[Start of LISTING]

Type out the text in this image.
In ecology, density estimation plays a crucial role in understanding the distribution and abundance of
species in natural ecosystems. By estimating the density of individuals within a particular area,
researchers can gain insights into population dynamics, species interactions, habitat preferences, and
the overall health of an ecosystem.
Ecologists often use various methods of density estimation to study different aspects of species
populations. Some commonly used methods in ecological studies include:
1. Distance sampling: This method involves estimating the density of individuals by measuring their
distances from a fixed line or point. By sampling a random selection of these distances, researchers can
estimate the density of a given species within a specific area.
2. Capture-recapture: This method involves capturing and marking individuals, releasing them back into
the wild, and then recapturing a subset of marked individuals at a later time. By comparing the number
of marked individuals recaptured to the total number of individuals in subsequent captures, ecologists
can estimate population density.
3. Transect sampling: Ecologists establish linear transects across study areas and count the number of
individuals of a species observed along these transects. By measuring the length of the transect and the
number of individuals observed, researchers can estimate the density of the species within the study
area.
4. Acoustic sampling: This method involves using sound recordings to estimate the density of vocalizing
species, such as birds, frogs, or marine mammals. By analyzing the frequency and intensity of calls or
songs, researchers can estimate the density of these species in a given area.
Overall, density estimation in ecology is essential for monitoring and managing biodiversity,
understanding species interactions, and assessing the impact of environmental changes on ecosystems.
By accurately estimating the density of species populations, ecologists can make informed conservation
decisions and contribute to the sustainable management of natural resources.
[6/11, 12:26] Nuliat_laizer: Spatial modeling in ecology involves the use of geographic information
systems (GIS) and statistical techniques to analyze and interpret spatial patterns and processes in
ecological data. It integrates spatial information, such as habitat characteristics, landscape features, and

[End of LISTING]

• **PROBLEM DESCRIPTION**:
Write out every line of the records exactly.

• **TASK RESPONSE**:
Type out the text in this image.
In ecology, density estimation plays a crucial role in understanding the distribution and abundance of
species in natural ecosystems. By estimating the density of individuals within a particular area,
researchers can gain insights into population dynamics, species interactions, habitat preferences, and
the overall health of an ecosystem.
Ecologists often use various methods of density estimation to study different aspects of species
populations. Some commonly used methods in ecological studies include:
1. Distance sampling: This method involves estimating the density of individuals by measuring their
distances from a fixed line or point. By sampling a random selection of these distances, researchers can
estimate the density of a given species within a specific area.
2. Capture-recapture: This method involves capturing and marking individuals, releasing them back into
the wild, and then recapturing a subset of marked individuals at a later time. By comparing the number
of marked individuals recaptured to the total number of individuals in subsequent captures, ecologists
can estimate population density.
3. Transect sampling: Ecologists establish linear transects across study areas and count the number of
individuals of a species observed along these transects. By measuring the length of the transect and the
number of individuals observed, researchers can estimate the density of the species within the study
area.
4. Acoustic sampling: This method involves using sound recordings to estimate the density of vocalizing
species, such as birds, frogs, or marine mammals. By analyzing the frequency and intensity of calls or
songs, researchers can estimate the density of these species in a given area.
Overall, density estimation in ecology is essential for monitoring and managing biodiversity,
understanding species interactions, and assessing the impact of environmental changes on ecosystems.
By accurately estimating the density of species populations, ecologists can make informed conservation
decisions and contribute to the sustainable management of natural resources.
[6/11, 12:26] Nuliat_laizer: Spatial modeling in ecology involves the use of geographic information
systems (GIS) and statistical techniques to analyze and interpret spatial patterns and processes in
ecological data. It integrates spatial information, such as habitat characteristics, landscape features, and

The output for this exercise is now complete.